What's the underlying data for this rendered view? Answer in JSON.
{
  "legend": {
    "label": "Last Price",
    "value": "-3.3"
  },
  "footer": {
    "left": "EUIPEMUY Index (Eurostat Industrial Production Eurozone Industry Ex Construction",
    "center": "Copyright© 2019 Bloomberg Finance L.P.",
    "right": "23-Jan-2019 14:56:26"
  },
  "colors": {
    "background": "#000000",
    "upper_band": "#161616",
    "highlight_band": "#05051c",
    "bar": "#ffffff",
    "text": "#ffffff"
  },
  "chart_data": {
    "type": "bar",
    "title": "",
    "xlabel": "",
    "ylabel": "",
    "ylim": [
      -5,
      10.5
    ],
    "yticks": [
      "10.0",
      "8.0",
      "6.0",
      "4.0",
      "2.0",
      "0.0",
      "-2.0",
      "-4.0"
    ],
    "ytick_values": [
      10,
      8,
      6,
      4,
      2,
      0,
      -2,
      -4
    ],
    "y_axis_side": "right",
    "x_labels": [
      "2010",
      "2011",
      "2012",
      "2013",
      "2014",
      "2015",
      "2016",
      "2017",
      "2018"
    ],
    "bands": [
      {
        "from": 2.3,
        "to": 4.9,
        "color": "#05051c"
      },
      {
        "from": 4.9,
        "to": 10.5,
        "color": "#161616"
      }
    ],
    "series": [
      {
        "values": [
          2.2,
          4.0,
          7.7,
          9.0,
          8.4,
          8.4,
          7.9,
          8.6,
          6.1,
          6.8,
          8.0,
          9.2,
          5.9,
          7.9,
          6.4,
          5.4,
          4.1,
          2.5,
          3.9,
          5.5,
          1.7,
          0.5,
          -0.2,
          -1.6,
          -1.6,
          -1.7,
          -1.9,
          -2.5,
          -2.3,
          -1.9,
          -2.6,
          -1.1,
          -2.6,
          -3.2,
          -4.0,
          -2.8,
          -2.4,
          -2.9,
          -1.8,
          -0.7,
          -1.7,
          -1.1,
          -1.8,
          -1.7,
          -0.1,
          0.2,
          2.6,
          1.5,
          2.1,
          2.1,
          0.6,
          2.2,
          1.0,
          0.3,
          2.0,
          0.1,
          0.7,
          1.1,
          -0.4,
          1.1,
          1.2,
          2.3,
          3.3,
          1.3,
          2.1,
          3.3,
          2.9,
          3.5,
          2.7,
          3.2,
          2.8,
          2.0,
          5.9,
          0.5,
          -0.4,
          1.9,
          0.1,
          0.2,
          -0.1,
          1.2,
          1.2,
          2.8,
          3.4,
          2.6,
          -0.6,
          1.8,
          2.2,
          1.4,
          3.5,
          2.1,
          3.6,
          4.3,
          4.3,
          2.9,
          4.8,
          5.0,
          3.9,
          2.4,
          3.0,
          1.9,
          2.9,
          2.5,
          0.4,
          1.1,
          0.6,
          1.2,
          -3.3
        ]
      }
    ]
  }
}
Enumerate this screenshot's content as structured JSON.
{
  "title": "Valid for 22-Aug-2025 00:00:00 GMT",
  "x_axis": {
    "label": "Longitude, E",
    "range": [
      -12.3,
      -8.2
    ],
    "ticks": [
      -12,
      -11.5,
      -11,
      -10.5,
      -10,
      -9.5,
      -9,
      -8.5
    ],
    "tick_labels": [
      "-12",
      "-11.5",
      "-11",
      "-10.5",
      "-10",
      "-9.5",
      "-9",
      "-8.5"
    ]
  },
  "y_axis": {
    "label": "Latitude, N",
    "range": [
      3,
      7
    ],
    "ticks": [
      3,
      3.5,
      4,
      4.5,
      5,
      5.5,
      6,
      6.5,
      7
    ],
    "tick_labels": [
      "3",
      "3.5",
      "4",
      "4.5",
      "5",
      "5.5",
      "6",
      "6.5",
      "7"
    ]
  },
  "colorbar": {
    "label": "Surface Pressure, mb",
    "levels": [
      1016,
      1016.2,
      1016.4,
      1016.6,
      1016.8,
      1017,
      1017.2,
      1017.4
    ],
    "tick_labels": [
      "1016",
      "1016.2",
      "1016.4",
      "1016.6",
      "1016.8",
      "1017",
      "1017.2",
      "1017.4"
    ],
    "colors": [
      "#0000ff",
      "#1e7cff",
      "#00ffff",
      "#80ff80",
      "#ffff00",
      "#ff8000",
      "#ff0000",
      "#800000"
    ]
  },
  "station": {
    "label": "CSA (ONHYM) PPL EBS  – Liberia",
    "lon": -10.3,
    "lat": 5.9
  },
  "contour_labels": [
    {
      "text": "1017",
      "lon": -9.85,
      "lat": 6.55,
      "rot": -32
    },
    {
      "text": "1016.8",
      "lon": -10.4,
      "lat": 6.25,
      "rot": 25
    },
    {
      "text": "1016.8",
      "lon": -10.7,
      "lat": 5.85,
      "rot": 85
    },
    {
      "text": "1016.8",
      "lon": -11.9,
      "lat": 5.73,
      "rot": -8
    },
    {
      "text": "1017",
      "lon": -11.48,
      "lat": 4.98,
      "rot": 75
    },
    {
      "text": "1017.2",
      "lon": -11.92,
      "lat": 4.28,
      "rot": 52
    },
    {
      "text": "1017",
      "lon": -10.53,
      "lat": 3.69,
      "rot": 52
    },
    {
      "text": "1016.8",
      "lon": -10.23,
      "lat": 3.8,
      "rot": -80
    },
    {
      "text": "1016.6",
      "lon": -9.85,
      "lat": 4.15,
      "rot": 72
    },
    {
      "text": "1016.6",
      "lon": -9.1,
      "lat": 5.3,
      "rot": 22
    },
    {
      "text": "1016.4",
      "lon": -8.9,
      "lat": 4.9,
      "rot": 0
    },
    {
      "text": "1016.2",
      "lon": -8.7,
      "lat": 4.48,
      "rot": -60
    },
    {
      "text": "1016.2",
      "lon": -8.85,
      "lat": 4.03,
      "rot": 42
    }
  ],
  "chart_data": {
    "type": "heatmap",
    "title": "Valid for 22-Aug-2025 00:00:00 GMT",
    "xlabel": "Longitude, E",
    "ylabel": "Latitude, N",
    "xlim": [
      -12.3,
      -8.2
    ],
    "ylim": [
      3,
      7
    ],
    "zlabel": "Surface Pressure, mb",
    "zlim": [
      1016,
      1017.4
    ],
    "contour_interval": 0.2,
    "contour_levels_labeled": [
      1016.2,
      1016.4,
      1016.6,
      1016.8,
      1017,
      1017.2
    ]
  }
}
######
Problem to solve
Return the listing above word for word.

Response to this exercise
What's the underlying data for this rendered view? Answer in JSON.
{
  "legend": {
    "label": "Last Price",
    "value": "-3.3"
  },
  "footer": {
    "left": "EUIPEMUY Index (Eurostat Industrial Production Eurozone Industry Ex Construction",
    "center": "Copyright© 2019 Bloomberg Finance L.P.",
    "right": "23-Jan-2019 14:56:26"
  },
  "colors": {
    "background": "#000000",
    "upper_band": "#161616",
    "highlight_band": "#05051c",
    "bar": "#ffffff",
    "text": "#ffffff"
  },
  "chart_data": {
    "type": "bar",
    "title": "",
    "xlabel": "",
    "ylabel": "",
    "ylim": [
      -5,
      10.5
    ],
    "yticks": [
      "10.0",
      "8.0",
      "6.0",
      "4.0",
      "2.0",
      "0.0",
      "-2.0",
      "-4.0"
    ],
    "ytick_values": [
      10,
      8,
      6,
      4,
      2,
      0,
      -2,
      -4
    ],
    "y_axis_side": "right",
    "x_labels": [
      "2010",
      "2011",
      "2012",
      "2013",
      "2014",
      "2015",
      "2016",
      "2017",
      "2018"
    ],
    "bands": [
      {
        "from": 2.3,
        "to": 4.9,
        "color": "#05051c"
      },
      {
        "from": 4.9,
        "to": 10.5,
        "color": "#161616"
      }
    ],
    "series": [
      {
        "values": [
          2.2,
          4.0,
          7.7,
          9.0,
          8.4,
          8.4,
          7.9,
          8.6,
          6.1,
          6.8,
          8.0,
          9.2,
          5.9,
          7.9,
          6.4,
          5.4,
          4.1,
          2.5,
          3.9,
          5.5,
          1.7,
          0.5,
          -0.2,
          -1.6,
          -1.6,
          -1.7,
          -1.9,
          -2.5,
          -2.3,
          -1.9,
          -2.6,
          -1.1,
          -2.6,
          -3.2,
          -4.0,
          -2.8,
          -2.4,
          -2.9,
          -1.8,
          -0.7,
          -1.7,
          -1.1,
          -1.8,
          -1.7,
          -0.1,
          0.2,
          2.6,
          1.5,
          2.1,
          2.1,
          0.6,
          2.2,
          1.0,
          0.3,
          2.0,
          0.1,
          0.7,
          1.1,
          -0.4,
          1.1,
          1.2,
          2.3,
          3.3,
          1.3,
          2.1,
          3.3,
          2.9,
          3.5,
          2.7,
          3.2,
          2.8,
          2.0,
          5.9,
          0.5,
          -0.4,
          1.9,
          0.1,
          0.2,
          -0.1,
          1.2,
          1.2,
          2.8,
          3.4,
          2.6,
          -0.6,
          1.8,
          2.2,
          1.4,
          3.5,
          2.1,
          3.6,
          4.3,
          4.3,
          2.9,
          4.8,
          5.0,
          3.9,
          2.4,
          3.0,
          1.9,
          2.9,
          2.5,
          0.4,
          1.1,
          0.6,
          1.2,
          -3.3
        ]
      }
    ]
  }
}
Enumerate this screenshot's content as structured JSON.
{
  "title": "Valid for 22-Aug-2025 00:00:00 GMT",
  "x_axis": {
    "label": "Longitude, E",
    "range": [
      -12.3,
      -8.2
    ],
    "ticks": [
      -12,
      -11.5,
      -11,
      -10.5,
      -10,
      -9.5,
      -9,
      -8.5
    ],
    "tick_labels": [
      "-12",
      "-11.5",
      "-11",
      "-10.5",
      "-10",
      "-9.5",
      "-9",
      "-8.5"
    ]
  },
  "y_axis": {
    "label": "Latitude, N",
    "range": [
      3,
      7
    ],
    "ticks": [
      3,
      3.5,
      4,
      4.5,
      5,
      5.5,
      6,
      6.5,
      7
    ],
    "tick_labels": [
      "3",
      "3.5",
      "4",
      "4.5",
      "5",
      "5.5",
      "6",
      "6.5",
      "7"
    ]
  },
  "colorbar": {
    "label": "Surface Pressure, mb",
    "levels": [
      1016,
      1016.2,
      1016.4,
      1016.6,
      1016.8,
      1017,
      1017.2,
      1017.4
    ],
    "tick_labels": [
      "1016",
      "1016.2",
      "1016.4",
      "1016.6",
      "1016.8",
      "1017",
      "1017.2",
      "1017.4"
    ],
    "colors": [
      "#0000ff",
      "#1e7cff",
      "#00ffff",
      "#80ff80",
      "#ffff00",
      "#ff8000",
      "#ff0000",
      "#800000"
    ]
  },
  "station": {
    "label": "CSA (ONHYM) PPL EBS  – Liberia",
    "lon": -10.3,
    "lat": 5.9
  },
  "contour_labels": [
    {
      "text": "1017",
      "lon": -9.85,
      "lat": 6.55,
      "rot": -32
    },
    {
      "text": "1016.8",
      "lon": -10.4,
      "lat": 6.25,
      "rot": 25
    },
    {
      "text": "1016.8",
      "lon": -10.7,
      "lat": 5.85,
      "rot": 85
    },
    {
      "text": "1016.8",
      "lon": -11.9,
      "lat": 5.73,
      "rot": -8
    },
    {
      "text": "1017",
      "lon": -11.48,
      "lat": 4.98,
      "rot": 75
    },
    {
      "text": "1017.2",
      "lon": -11.92,
      "lat": 4.28,
      "rot": 52
    },
    {
      "text": "1017",
      "lon": -10.53,
      "lat": 3.69,
      "rot": 52
    },
    {
      "text": "1016.8",
      "lon": -10.23,
      "lat": 3.8,
      "rot": -80
    },
    {
      "text": "1016.6",
      "lon": -9.85,
      "lat": 4.15,
      "rot": 72
    },
    {
      "text": "1016.6",
      "lon": -9.1,
      "lat": 5.3,
      "rot": 22
    },
    {
      "text": "1016.4",
      "lon": -8.9,
      "lat": 4.9,
      "rot": 0
    },
    {
      "text": "1016.2",
      "lon": -8.7,
      "lat": 4.48,
      "rot": -60
    },
    {
      "text": "1016.2",
      "lon": -8.85,
      "lat": 4.03,
      "rot": 42
    }
  ],
  "chart_data": {
    "type": "heatmap",
    "title": "Valid for 22-Aug-2025 00:00:00 GMT",
    "xlabel": "Longitude, E",
    "ylabel": "Latitude, N",
    "xlim": [
      -12.3,
      -8.2
    ],
    "ylim": [
      3,
      7
    ],
    "zlabel": "Surface Pressure, mb",
    "zlim": [
      1016,
      1017.4
    ],
    "contour_interval": 0.2,
    "contour_levels_labeled": [
      1016.2,
      1016.4,
      1016.6,
      1016.8,
      1017,
      1017.2
    ]
  }
}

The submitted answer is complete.